▸ **PROBLEM STATEMENT**
Every record must be written out once more, with nothing added or omitted.

▸ **GIVEN DATA**
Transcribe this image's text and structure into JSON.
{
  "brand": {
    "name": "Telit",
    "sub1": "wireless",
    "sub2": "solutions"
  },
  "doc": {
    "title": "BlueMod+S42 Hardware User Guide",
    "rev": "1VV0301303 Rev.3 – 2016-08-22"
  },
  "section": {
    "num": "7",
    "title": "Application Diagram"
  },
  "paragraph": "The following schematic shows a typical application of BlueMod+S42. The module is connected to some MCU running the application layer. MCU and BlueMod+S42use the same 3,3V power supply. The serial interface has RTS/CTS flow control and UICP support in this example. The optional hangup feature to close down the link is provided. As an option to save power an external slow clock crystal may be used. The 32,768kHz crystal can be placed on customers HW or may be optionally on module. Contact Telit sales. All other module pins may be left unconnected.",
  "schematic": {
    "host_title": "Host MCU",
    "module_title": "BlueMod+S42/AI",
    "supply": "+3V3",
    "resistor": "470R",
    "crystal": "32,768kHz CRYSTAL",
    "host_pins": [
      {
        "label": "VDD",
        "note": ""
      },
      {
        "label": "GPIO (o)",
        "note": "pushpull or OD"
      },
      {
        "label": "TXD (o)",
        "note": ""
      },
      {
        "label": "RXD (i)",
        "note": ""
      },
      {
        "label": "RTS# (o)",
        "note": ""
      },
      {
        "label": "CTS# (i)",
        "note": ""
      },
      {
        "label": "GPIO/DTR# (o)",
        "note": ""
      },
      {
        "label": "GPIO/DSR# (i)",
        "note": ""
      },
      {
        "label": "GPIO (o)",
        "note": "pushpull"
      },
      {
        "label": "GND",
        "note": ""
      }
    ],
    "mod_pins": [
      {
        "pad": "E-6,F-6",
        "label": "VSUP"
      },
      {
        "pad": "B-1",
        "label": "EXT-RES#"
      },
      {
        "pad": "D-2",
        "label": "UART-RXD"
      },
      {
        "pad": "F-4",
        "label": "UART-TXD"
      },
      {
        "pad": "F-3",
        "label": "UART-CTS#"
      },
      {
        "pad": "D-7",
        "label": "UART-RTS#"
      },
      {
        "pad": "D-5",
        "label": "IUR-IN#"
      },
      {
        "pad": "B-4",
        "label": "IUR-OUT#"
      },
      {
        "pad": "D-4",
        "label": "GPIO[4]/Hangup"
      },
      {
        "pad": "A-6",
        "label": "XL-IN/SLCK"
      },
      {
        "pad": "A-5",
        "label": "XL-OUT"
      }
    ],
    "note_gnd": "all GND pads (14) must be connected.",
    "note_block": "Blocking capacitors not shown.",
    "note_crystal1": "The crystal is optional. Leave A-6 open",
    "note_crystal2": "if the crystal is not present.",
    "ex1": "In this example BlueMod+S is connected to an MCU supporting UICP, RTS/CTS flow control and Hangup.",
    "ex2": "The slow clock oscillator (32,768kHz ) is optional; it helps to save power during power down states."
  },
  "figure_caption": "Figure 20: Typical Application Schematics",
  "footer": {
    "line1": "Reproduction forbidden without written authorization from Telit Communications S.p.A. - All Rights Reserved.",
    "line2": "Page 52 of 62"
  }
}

▸ **REPLY TO THE TASK**
Transcribe this image's text and structure into JSON.
{
  "brand": {
    "name": "Telit",
    "sub1": "wireless",
    "sub2": "solutions"
  },
  "doc": {
    "title": "BlueMod+S42 Hardware User Guide",
    "rev": "1VV0301303 Rev.3 – 2016-08-22"
  },
  "section": {
    "num": "7",
    "title": "Application Diagram"
  },
  "paragraph": "The following schematic shows a typical application of BlueMod+S42. The module is connected to some MCU running the application layer. MCU and BlueMod+S42use the same 3,3V power supply. The serial interface has RTS/CTS flow control and UICP support in this example. The optional hangup feature to close down the link is provided. As an option to save power an external slow clock crystal may be used. The 32,768kHz crystal can be placed on customers HW or may be optionally on module. Contact Telit sales. All other module pins may be left unconnected.",
  "schematic": {
    "host_title": "Host MCU",
    "module_title": "BlueMod+S42/AI",
    "supply": "+3V3",
    "resistor": "470R",
    "crystal": "32,768kHz CRYSTAL",
    "host_pins": [
      {
        "label": "VDD",
        "note": ""
      },
      {
        "label": "GPIO (o)",
        "note": "pushpull or OD"
      },
      {
        "label": "TXD (o)",
        "note": ""
      },
      {
        "label": "RXD (i)",
        "note": ""
      },
      {
        "label": "RTS# (o)",
        "note": ""
      },
      {
        "label": "CTS# (i)",
        "note": ""
      },
      {
        "label": "GPIO/DTR# (o)",
        "note": ""
      },
      {
        "label": "GPIO/DSR# (i)",
        "note": ""
      },
      {
        "label": "GPIO (o)",
        "note": "pushpull"
      },
      {
        "label": "GND",
        "note": ""
      }
    ],
    "mod_pins": [
      {
        "pad": "E-6,F-6",
        "label": "VSUP"
      },
      {
        "pad": "B-1",
        "label": "EXT-RES#"
      },
      {
        "pad": "D-2",
        "label": "UART-RXD"
      },
      {
        "pad": "F-4",
        "label": "UART-TXD"
      },
      {
        "pad": "F-3",
        "label": "UART-CTS#"
      },
      {
        "pad": "D-7",
        "label": "UART-RTS#"
      },
      {
        "pad": "D-5",
        "label": "IUR-IN#"
      },
      {
        "pad": "B-4",
        "label": "IUR-OUT#"
      },
      {
        "pad": "D-4",
        "label": "GPIO[4]/Hangup"
      },
      {
        "pad": "A-6",
        "label": "XL-IN/SLCK"
      },
      {
        "pad": "A-5",
        "label": "XL-OUT"
      }
    ],
    "note_gnd": "all GND pads (14) must be connected.",
    "note_block": "Blocking capacitors not shown.",
    "note_crystal1": "The crystal is optional. Leave A-6 open",
    "note_crystal2": "if the crystal is not present.",
    "ex1": "In this example BlueMod+S is connected to an MCU supporting UICP, RTS/CTS flow control and Hangup.",
    "ex2": "The slow clock oscillator (32,768kHz ) is optional; it helps to save power during power down states."
  },
  "figure_caption": "Figure 20: Typical Application Schematics",
  "footer": {
    "line1": "Reproduction forbidden without written authorization from Telit Communications S.p.A. - All Rights Reserved.",
    "line2": "Page 52 of 62"
  }
}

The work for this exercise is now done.